BEGIN RECORDS FOR THE EXERCISE

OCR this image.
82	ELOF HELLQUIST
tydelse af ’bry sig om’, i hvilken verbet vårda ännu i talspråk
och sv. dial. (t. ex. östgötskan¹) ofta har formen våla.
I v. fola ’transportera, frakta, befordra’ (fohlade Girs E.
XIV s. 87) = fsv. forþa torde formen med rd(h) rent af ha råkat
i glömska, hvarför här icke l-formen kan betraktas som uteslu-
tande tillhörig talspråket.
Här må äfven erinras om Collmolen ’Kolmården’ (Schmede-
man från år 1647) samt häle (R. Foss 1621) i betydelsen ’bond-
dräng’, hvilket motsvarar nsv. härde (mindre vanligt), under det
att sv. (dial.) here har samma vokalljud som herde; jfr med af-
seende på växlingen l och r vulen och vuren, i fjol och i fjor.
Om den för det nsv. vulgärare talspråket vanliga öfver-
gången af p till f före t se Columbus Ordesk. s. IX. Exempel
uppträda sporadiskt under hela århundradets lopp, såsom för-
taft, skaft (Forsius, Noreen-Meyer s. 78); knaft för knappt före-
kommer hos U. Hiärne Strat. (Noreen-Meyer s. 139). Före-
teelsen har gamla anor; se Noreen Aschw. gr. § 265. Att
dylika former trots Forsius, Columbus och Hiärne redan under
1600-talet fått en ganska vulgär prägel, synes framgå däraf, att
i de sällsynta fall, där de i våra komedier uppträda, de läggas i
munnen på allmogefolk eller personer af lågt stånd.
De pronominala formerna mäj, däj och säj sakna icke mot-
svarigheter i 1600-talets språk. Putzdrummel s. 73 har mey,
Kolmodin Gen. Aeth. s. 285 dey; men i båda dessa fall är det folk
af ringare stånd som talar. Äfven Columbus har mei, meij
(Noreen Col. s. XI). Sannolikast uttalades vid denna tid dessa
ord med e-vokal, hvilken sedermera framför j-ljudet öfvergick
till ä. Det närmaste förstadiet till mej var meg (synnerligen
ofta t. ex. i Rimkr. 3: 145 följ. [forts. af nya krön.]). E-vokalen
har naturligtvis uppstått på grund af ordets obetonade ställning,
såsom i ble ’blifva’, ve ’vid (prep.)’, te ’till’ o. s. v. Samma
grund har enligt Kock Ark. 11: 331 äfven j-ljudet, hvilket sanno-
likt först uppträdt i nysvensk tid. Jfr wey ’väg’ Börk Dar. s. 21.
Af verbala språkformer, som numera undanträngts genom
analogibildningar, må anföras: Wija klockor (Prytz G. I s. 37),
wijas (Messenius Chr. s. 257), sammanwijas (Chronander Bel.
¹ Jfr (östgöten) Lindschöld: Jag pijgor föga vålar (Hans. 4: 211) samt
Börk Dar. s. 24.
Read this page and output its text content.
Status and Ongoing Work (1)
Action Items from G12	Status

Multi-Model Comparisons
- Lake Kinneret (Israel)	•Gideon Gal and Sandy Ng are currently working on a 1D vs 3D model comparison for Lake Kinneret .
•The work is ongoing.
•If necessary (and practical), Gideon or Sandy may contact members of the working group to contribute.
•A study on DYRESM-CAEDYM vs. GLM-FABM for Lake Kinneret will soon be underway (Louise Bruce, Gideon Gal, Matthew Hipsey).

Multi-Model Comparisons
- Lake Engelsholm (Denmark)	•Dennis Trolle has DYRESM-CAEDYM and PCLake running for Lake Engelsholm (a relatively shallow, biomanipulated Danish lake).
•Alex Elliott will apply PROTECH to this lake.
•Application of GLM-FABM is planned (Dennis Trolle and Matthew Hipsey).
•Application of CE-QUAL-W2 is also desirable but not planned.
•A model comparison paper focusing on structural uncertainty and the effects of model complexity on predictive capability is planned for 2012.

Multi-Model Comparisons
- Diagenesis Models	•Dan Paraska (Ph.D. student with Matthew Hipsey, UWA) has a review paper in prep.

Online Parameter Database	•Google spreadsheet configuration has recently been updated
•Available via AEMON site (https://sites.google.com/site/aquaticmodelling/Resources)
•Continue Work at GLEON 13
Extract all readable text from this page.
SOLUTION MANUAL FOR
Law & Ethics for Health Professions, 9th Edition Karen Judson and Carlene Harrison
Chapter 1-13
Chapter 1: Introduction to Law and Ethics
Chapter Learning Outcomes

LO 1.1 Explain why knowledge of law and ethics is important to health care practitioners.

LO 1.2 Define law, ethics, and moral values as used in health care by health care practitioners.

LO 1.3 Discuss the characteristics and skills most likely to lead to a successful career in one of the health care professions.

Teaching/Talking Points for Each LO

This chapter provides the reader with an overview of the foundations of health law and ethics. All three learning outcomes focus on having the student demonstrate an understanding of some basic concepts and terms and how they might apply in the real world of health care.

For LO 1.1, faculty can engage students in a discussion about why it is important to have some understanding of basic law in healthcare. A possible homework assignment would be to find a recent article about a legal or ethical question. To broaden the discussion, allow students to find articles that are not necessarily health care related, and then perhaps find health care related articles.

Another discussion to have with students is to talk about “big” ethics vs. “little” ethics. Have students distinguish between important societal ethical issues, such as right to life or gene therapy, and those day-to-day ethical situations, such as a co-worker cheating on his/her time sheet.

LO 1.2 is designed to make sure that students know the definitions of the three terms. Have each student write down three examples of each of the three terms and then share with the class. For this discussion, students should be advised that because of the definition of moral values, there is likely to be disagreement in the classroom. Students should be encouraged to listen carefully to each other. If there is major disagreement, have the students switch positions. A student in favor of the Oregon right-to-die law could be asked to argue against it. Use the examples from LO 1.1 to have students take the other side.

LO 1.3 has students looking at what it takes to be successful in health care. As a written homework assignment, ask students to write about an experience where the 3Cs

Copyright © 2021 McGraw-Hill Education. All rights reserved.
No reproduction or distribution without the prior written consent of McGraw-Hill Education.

END RECORDS FOR THE EXERCISE

# WHAT THIS TASK INVOLVES
Every record must appear in the answer exactly as it appears above.

# ANSWER BOX
OCR this image.
82	ELOF HELLQUIST
tydelse af ’bry sig om’, i hvilken verbet vårda ännu i talspråk
och sv. dial. (t. ex. östgötskan¹) ofta har formen våla.
I v. fola ’transportera, frakta, befordra’ (fohlade Girs E.
XIV s. 87) = fsv. forþa torde formen med rd(h) rent af ha råkat
i glömska, hvarför här icke l-formen kan betraktas som uteslu-
tande tillhörig talspråket.
Här må äfven erinras om Collmolen ’Kolmården’ (Schmede-
man från år 1647) samt häle (R. Foss 1621) i betydelsen ’bond-
dräng’, hvilket motsvarar nsv. härde (mindre vanligt), under det
att sv. (dial.) here har samma vokalljud som herde; jfr med af-
seende på växlingen l och r vulen och vuren, i fjol och i fjor.
Om den för det nsv. vulgärare talspråket vanliga öfver-
gången af p till f före t se Columbus Ordesk. s. IX. Exempel
uppträda sporadiskt under hela århundradets lopp, såsom för-
taft, skaft (Forsius, Noreen-Meyer s. 78); knaft för knappt före-
kommer hos U. Hiärne Strat. (Noreen-Meyer s. 139). Före-
teelsen har gamla anor; se Noreen Aschw. gr. § 265. Att
dylika former trots Forsius, Columbus och Hiärne redan under
1600-talet fått en ganska vulgär prägel, synes framgå däraf, att
i de sällsynta fall, där de i våra komedier uppträda, de läggas i
munnen på allmogefolk eller personer af lågt stånd.
De pronominala formerna mäj, däj och säj sakna icke mot-
svarigheter i 1600-talets språk. Putzdrummel s. 73 har mey,
Kolmodin Gen. Aeth. s. 285 dey; men i båda dessa fall är det folk
af ringare stånd som talar. Äfven Columbus har mei, meij
(Noreen Col. s. XI). Sannolikast uttalades vid denna tid dessa
ord med e-vokal, hvilken sedermera framför j-ljudet öfvergick
till ä. Det närmaste förstadiet till mej var meg (synnerligen
ofta t. ex. i Rimkr. 3: 145 följ. [forts. af nya krön.]). E-vokalen
har naturligtvis uppstått på grund af ordets obetonade ställning,
såsom i ble ’blifva’, ve ’vid (prep.)’, te ’till’ o. s. v. Samma
grund har enligt Kock Ark. 11: 331 äfven j-ljudet, hvilket sanno-
likt först uppträdt i nysvensk tid. Jfr wey ’väg’ Börk Dar. s. 21.
Af verbala språkformer, som numera undanträngts genom
analogibildningar, må anföras: Wija klockor (Prytz G. I s. 37),
wijas (Messenius Chr. s. 257), sammanwijas (Chronander Bel.
¹ Jfr (östgöten) Lindschöld: Jag pijgor föga vålar (Hans. 4: 211) samt
Börk Dar. s. 24.
Read this page and output its text content.
Status and Ongoing Work (1)
Action Items from G12	Status

Multi-Model Comparisons
- Lake Kinneret (Israel)	•Gideon Gal and Sandy Ng are currently working on a 1D vs 3D model comparison for Lake Kinneret .
•The work is ongoing.
•If necessary (and practical), Gideon or Sandy may contact members of the working group to contribute.
•A study on DYRESM-CAEDYM vs. GLM-FABM for Lake Kinneret will soon be underway (Louise Bruce, Gideon Gal, Matthew Hipsey).

Multi-Model Comparisons
- Lake Engelsholm (Denmark)	•Dennis Trolle has DYRESM-CAEDYM and PCLake running for Lake Engelsholm (a relatively shallow, biomanipulated Danish lake).
•Alex Elliott will apply PROTECH to this lake.
•Application of GLM-FABM is planned (Dennis Trolle and Matthew Hipsey).
•Application of CE-QUAL-W2 is also desirable but not planned.
•A model comparison paper focusing on structural uncertainty and the effects of model complexity on predictive capability is planned for 2012.

Multi-Model Comparisons
- Diagenesis Models	•Dan Paraska (Ph.D. student with Matthew Hipsey, UWA) has a review paper in prep.

Online Parameter Database	•Google spreadsheet configuration has recently been updated
•Available via AEMON site (https://sites.google.com/site/aquaticmodelling/Resources)
•Continue Work at GLEON 13
Extract all readable text from this page.
SOLUTION MANUAL FOR
Law & Ethics for Health Professions, 9th Edition Karen Judson and Carlene Harrison
Chapter 1-13
Chapter 1: Introduction to Law and Ethics
Chapter Learning Outcomes

LO 1.1 Explain why knowledge of law and ethics is important to health care practitioners.

LO 1.2 Define law, ethics, and moral values as used in health care by health care practitioners.

LO 1.3 Discuss the characteristics and skills most likely to lead to a successful career in one of the health care professions.

Teaching/Talking Points for Each LO

This chapter provides the reader with an overview of the foundations of health law and ethics. All three learning outcomes focus on having the student demonstrate an understanding of some basic concepts and terms and how they might apply in the real world of health care.

For LO 1.1, faculty can engage students in a discussion about why it is important to have some understanding of basic law in healthcare. A possible homework assignment would be to find a recent article about a legal or ethical question. To broaden the discussion, allow students to find articles that are not necessarily health care related, and then perhaps find health care related articles.

Another discussion to have with students is to talk about “big” ethics vs. “little” ethics. Have students distinguish between important societal ethical issues, such as right to life or gene therapy, and those day-to-day ethical situations, such as a co-worker cheating on his/her time sheet.

LO 1.2 is designed to make sure that students know the definitions of the three terms. Have each student write down three examples of each of the three terms and then share with the class. For this discussion, students should be advised that because of the definition of moral values, there is likely to be disagreement in the classroom. Students should be encouraged to listen carefully to each other. If there is major disagreement, have the students switch positions. A student in favor of the Oregon right-to-die law could be asked to argue against it. Use the examples from LO 1.1 to have students take the other side.

LO 1.3 has students looking at what it takes to be successful in health care. As a written homework assignment, ask students to write about an experience where the 3Cs

Copyright © 2021 McGraw-Hill Education. All rights reserved.
No reproduction or distribution without the prior written consent of McGraw-Hill Education.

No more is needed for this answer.